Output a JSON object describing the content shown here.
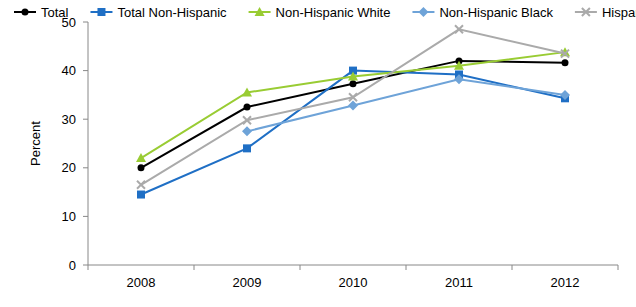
{
  "chart_data": {
    "type": "line",
    "y_label": "Percent",
    "categories": [
      "2008",
      "2009",
      "2010",
      "2011",
      "2012"
    ],
    "series": [
      {
        "name": "Total",
        "color": "#000000",
        "marker": "circle",
        "values": [
          20,
          32.5,
          37.3,
          42,
          41.6
        ]
      },
      {
        "name": "Total Non-Hispanic",
        "color": "#1f6fc5",
        "marker": "square",
        "values": [
          14.5,
          24,
          40,
          39.2,
          34.3
        ]
      },
      {
        "name": "Non-Hispanic White",
        "color": "#99cc33",
        "marker": "triangle",
        "values": [
          22,
          35.5,
          38.8,
          41,
          43.8
        ]
      },
      {
        "name": "Non-Hispanic Black",
        "color": "#6ea3d8",
        "marker": "diamond",
        "values": [
          null,
          27.5,
          32.8,
          38.2,
          35
        ]
      },
      {
        "name": "Hispanic",
        "color": "#aaaaaa",
        "marker": "x",
        "values": [
          16.5,
          29.8,
          34.5,
          48.5,
          43.5
        ]
      }
    ],
    "ylim": [
      0,
      50
    ],
    "yticks": [
      0,
      10,
      20,
      30,
      40,
      50
    ],
    "grid": false,
    "legend": "top"
  }
}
-- -- --
From the listing above, copy out each line where the word "marker" appears.

        "marker": "circle",
        "marker": "square",
        "marker": "triangle",
        "marker": "diamond",
        "marker": "x",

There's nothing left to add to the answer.